━━━ Records for the task ━━━

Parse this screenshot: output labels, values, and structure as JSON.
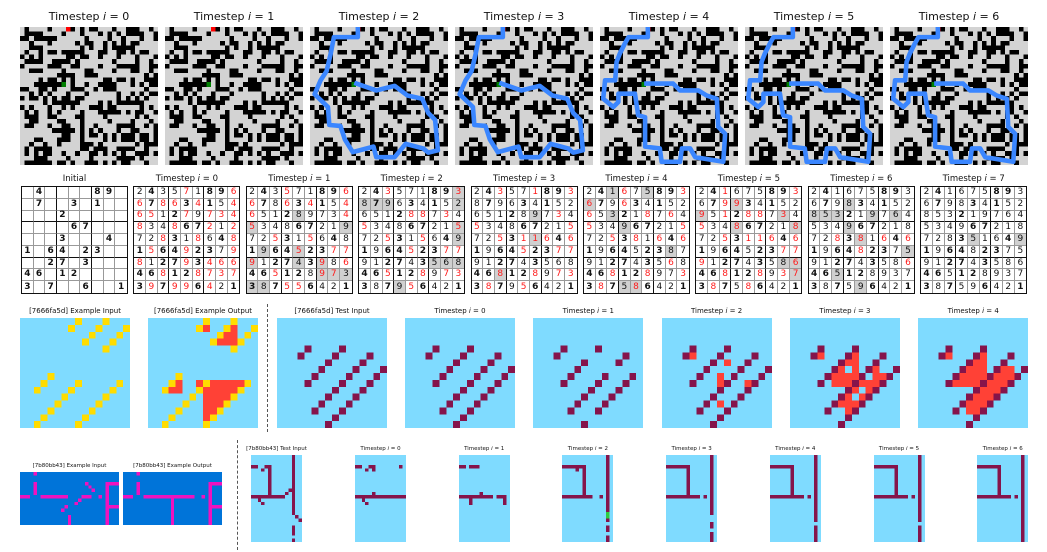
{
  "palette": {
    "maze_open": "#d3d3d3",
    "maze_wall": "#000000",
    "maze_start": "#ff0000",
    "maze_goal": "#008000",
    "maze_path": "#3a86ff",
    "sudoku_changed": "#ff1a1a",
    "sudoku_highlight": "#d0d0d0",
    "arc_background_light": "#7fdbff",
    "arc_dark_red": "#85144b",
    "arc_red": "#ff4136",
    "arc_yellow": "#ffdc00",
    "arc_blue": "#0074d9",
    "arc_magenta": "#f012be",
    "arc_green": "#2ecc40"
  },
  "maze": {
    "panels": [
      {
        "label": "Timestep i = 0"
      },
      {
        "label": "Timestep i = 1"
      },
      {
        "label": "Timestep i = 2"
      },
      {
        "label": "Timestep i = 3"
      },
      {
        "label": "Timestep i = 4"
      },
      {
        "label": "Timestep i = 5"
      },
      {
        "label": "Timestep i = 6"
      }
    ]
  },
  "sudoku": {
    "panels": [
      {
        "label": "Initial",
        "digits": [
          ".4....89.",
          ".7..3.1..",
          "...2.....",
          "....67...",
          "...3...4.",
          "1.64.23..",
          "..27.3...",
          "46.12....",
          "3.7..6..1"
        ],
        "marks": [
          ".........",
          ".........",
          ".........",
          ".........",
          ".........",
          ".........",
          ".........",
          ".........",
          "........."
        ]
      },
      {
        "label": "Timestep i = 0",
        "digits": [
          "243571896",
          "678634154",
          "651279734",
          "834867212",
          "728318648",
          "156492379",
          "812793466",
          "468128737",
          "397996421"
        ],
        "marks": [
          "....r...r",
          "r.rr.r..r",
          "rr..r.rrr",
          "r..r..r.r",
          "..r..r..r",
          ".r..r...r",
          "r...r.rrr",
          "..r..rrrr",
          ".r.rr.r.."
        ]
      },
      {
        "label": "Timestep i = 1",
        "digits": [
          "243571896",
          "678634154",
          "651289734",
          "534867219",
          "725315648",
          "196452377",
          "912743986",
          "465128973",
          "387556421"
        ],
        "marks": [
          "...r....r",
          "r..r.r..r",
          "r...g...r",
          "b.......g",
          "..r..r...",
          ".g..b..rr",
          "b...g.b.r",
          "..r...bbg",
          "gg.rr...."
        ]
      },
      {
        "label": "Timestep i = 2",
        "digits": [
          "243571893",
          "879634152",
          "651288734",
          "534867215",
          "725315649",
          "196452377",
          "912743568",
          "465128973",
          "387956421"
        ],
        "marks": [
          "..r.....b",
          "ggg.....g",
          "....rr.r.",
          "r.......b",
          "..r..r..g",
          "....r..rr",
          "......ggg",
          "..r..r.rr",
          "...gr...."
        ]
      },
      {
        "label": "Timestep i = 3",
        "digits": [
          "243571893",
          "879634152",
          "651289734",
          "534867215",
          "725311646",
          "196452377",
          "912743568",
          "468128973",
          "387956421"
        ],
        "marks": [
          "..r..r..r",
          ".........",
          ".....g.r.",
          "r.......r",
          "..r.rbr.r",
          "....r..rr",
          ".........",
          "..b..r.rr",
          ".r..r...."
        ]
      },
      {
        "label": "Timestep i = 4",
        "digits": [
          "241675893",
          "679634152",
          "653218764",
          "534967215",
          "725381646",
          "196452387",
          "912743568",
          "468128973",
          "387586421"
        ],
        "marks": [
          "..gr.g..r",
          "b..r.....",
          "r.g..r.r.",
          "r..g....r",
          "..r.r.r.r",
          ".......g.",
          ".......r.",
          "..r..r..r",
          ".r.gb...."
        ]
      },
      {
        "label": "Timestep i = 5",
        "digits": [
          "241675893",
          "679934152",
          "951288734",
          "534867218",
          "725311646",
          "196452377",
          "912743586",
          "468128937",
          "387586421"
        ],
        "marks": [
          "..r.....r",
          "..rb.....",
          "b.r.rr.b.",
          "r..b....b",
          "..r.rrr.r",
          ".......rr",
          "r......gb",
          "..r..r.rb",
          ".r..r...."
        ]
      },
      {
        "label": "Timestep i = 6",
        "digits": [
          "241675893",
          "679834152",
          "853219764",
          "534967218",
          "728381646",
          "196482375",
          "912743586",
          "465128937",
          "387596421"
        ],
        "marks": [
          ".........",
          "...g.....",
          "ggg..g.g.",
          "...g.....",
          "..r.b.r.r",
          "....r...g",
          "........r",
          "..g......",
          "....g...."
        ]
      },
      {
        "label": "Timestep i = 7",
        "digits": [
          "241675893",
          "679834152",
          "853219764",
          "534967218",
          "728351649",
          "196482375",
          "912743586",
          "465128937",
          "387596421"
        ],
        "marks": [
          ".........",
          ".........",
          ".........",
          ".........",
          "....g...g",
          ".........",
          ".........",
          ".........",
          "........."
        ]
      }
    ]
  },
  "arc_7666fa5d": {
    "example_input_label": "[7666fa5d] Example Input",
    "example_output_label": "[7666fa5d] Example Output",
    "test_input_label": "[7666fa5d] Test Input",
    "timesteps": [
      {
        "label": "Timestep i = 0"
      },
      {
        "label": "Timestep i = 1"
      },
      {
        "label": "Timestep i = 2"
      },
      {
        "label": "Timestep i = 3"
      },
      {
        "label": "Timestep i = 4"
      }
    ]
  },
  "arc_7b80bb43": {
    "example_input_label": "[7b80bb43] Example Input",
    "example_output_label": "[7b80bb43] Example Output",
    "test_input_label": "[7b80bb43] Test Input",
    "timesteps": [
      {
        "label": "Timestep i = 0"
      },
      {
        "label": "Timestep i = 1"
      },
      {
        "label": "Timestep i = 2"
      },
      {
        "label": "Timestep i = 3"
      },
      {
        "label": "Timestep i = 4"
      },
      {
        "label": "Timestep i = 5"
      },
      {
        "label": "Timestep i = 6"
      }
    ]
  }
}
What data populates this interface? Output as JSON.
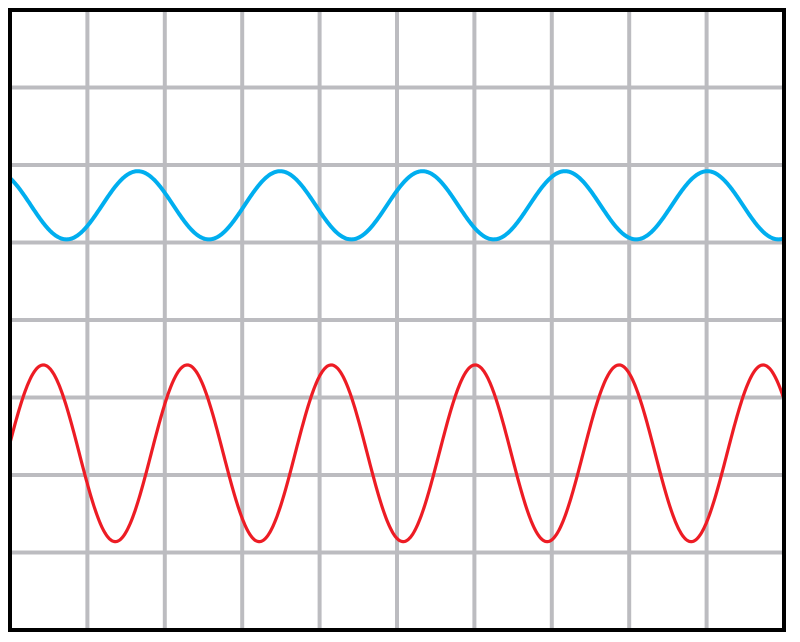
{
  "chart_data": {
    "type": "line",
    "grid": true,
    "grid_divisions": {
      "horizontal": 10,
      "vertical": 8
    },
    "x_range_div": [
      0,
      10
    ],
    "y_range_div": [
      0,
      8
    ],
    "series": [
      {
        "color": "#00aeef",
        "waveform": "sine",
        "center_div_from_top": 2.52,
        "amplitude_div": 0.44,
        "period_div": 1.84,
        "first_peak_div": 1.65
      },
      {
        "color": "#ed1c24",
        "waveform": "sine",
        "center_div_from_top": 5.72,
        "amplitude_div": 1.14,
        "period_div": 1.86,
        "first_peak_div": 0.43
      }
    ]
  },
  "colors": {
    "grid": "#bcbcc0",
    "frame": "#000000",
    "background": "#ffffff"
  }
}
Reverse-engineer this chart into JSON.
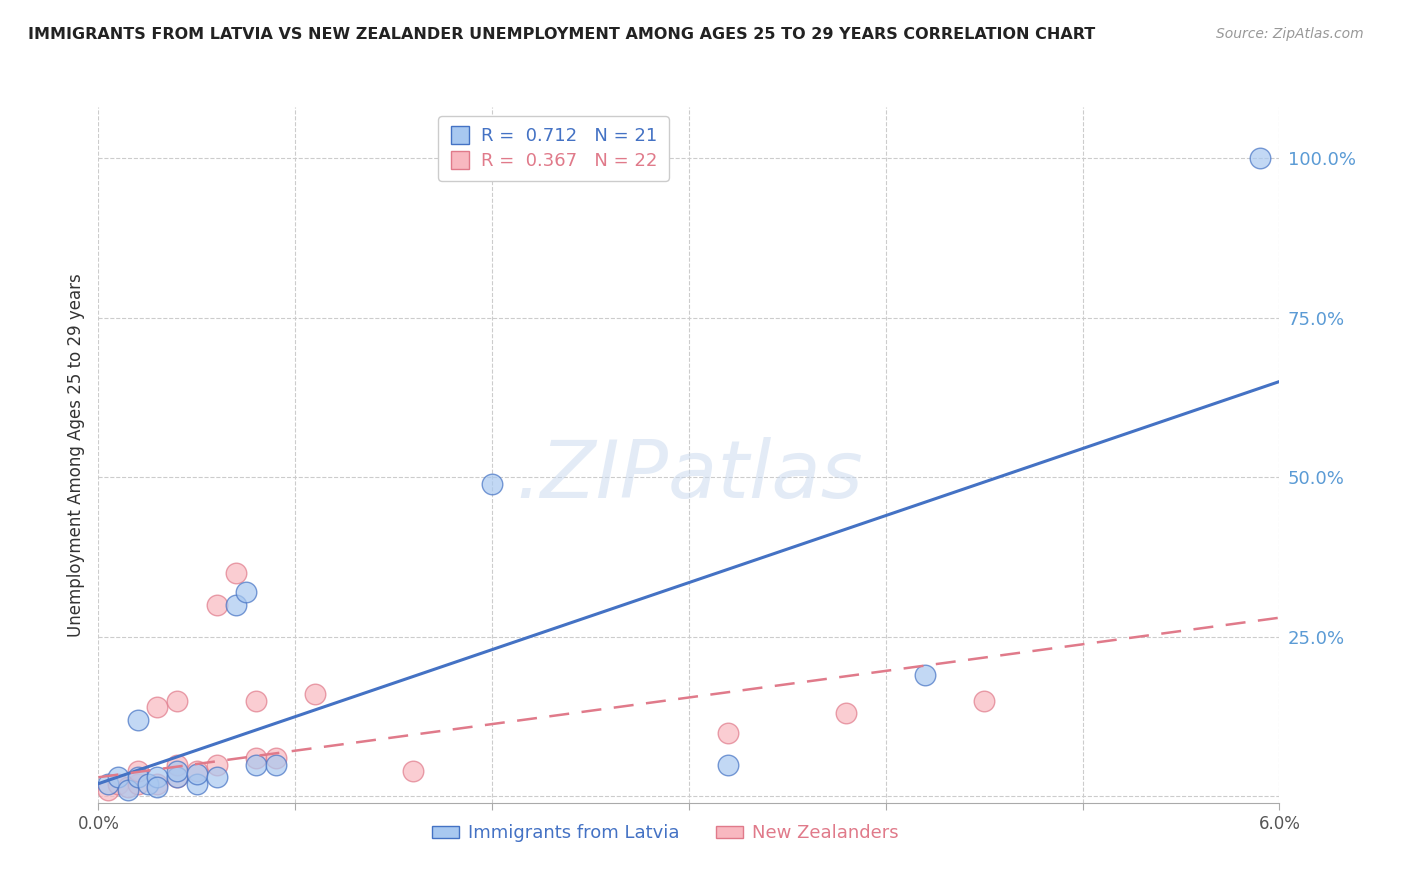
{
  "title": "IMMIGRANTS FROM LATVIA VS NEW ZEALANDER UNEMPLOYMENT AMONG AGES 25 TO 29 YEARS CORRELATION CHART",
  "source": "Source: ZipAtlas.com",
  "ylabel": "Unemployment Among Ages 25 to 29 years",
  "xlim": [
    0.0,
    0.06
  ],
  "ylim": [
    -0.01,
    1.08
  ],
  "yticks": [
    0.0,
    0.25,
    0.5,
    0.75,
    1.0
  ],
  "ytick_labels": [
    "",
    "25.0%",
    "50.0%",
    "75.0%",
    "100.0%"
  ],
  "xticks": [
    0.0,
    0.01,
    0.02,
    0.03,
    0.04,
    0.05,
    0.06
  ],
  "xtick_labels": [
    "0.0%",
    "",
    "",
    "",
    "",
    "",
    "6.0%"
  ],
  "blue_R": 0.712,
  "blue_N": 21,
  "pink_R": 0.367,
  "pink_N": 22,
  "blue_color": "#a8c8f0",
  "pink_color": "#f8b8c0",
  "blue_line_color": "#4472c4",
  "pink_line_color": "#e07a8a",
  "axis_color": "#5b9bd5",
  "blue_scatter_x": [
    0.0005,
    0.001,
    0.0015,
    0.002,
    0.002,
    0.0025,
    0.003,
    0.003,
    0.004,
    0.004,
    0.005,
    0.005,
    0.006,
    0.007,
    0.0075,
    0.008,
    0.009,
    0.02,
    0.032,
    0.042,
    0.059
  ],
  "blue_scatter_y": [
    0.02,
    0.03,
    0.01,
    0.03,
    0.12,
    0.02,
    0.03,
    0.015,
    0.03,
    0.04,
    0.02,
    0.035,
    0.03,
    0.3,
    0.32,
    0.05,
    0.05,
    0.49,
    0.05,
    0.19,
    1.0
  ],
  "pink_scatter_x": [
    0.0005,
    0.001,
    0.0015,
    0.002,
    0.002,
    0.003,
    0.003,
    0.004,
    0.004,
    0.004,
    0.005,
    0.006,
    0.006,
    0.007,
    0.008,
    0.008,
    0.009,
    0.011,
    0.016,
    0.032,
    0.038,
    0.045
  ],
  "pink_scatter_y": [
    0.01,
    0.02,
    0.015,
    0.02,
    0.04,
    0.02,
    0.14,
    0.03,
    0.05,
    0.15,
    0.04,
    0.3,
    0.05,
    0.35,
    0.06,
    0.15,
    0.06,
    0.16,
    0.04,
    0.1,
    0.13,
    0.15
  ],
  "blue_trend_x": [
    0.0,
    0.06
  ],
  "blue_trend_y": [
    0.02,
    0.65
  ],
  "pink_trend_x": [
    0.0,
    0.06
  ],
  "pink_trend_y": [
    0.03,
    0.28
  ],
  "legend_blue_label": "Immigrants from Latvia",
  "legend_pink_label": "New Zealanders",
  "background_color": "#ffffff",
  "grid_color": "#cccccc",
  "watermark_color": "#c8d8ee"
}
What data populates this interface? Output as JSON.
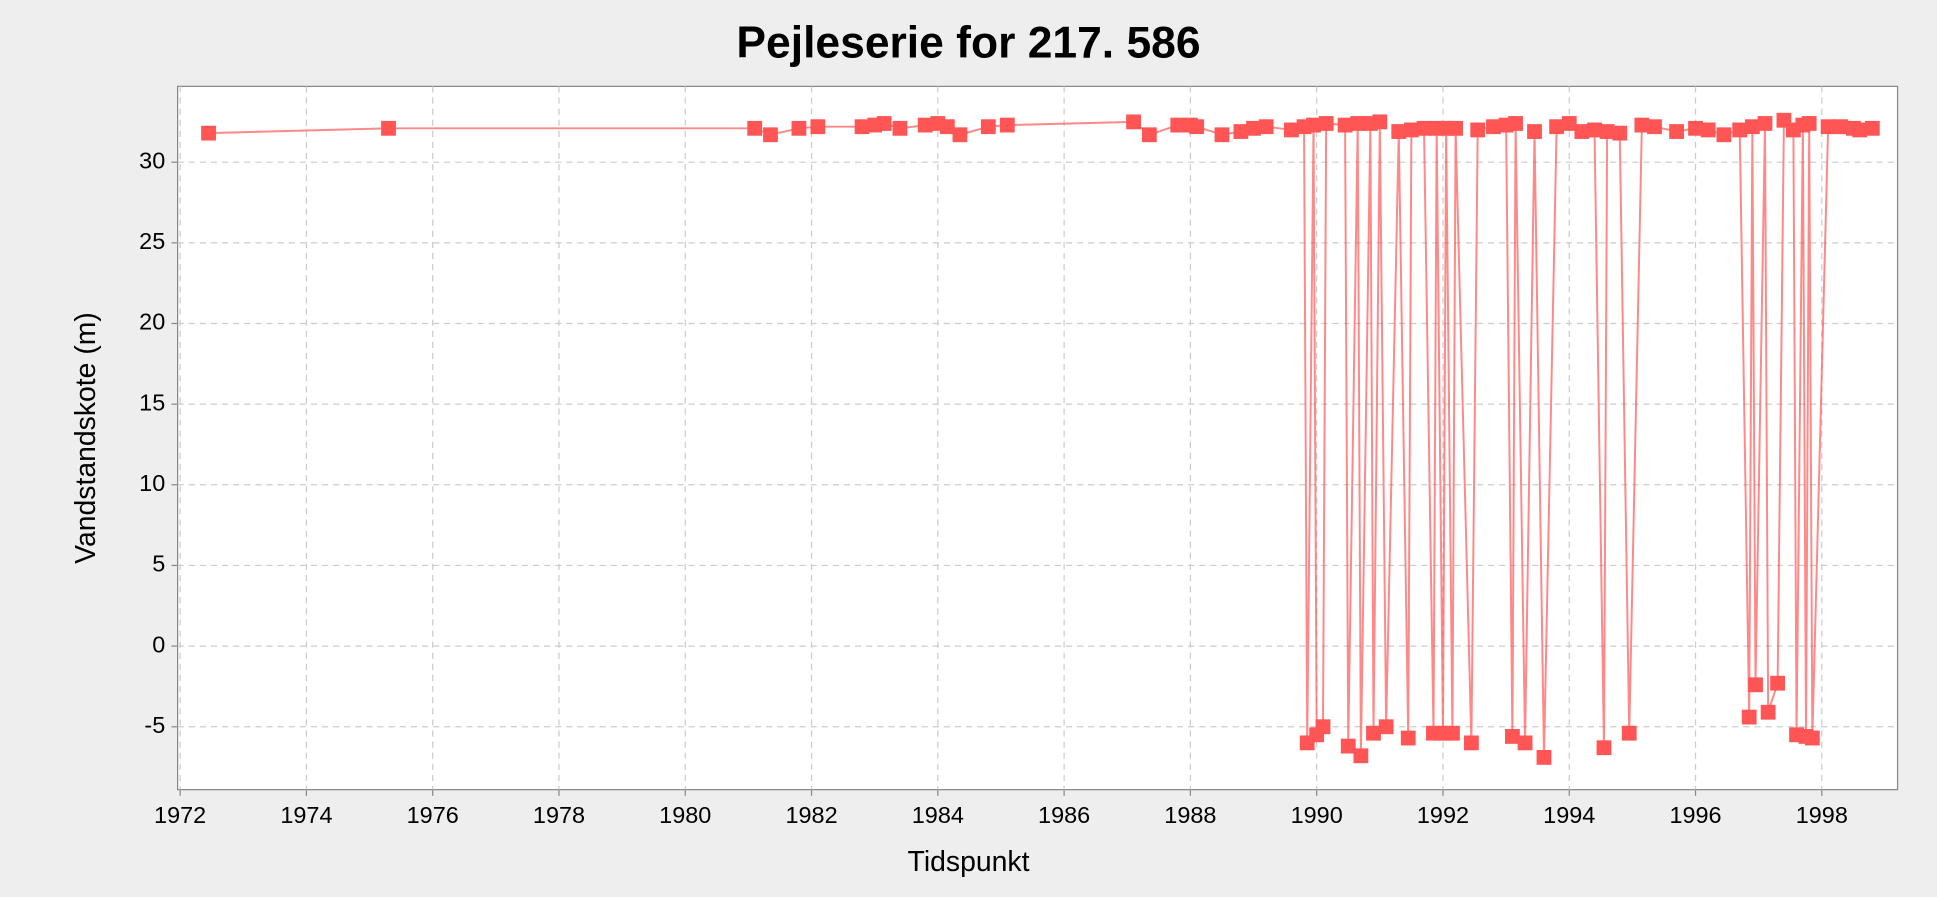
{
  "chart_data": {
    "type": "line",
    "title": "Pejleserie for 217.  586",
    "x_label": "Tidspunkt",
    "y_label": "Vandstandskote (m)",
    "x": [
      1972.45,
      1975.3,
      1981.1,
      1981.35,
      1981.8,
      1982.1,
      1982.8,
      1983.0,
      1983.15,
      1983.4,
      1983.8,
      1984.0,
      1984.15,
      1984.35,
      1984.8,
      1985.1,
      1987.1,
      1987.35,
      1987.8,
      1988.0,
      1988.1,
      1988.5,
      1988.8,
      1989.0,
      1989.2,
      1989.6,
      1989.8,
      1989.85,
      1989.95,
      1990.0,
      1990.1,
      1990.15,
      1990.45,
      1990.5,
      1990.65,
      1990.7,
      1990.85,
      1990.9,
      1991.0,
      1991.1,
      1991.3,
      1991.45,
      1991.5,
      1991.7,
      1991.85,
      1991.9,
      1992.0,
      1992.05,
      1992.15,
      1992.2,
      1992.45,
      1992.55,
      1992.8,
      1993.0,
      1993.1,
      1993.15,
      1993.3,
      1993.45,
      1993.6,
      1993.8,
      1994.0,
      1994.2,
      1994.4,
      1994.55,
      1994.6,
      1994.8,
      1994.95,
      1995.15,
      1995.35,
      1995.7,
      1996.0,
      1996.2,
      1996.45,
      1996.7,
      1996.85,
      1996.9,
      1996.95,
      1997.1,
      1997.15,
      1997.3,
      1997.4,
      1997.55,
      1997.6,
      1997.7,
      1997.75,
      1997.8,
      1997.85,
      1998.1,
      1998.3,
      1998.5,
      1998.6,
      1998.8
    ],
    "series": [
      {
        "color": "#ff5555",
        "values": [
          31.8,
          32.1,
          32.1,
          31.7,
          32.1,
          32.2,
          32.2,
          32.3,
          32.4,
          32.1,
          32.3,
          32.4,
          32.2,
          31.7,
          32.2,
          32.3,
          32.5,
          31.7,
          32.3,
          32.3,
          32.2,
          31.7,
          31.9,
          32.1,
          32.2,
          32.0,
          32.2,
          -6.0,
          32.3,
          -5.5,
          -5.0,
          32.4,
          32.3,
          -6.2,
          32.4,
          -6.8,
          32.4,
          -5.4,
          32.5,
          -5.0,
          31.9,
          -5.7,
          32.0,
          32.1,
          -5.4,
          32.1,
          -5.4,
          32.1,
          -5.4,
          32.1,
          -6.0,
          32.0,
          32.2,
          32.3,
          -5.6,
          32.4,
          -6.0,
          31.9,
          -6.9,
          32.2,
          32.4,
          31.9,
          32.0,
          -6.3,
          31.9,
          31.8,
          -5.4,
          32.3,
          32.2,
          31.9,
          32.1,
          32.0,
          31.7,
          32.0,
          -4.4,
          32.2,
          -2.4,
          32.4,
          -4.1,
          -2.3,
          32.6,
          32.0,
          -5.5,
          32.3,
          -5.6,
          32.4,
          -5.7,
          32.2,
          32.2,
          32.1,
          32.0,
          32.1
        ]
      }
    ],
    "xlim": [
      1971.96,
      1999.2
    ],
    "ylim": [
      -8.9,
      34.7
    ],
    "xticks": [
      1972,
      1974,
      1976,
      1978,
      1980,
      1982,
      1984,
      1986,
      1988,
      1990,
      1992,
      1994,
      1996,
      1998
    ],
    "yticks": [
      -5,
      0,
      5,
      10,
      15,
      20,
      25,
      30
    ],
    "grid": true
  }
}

━━━

- [Exercise requirements]:
Going through the entries above line by line, work out how many lines include the word "title". Only the number is required.

- [The completed task]:
2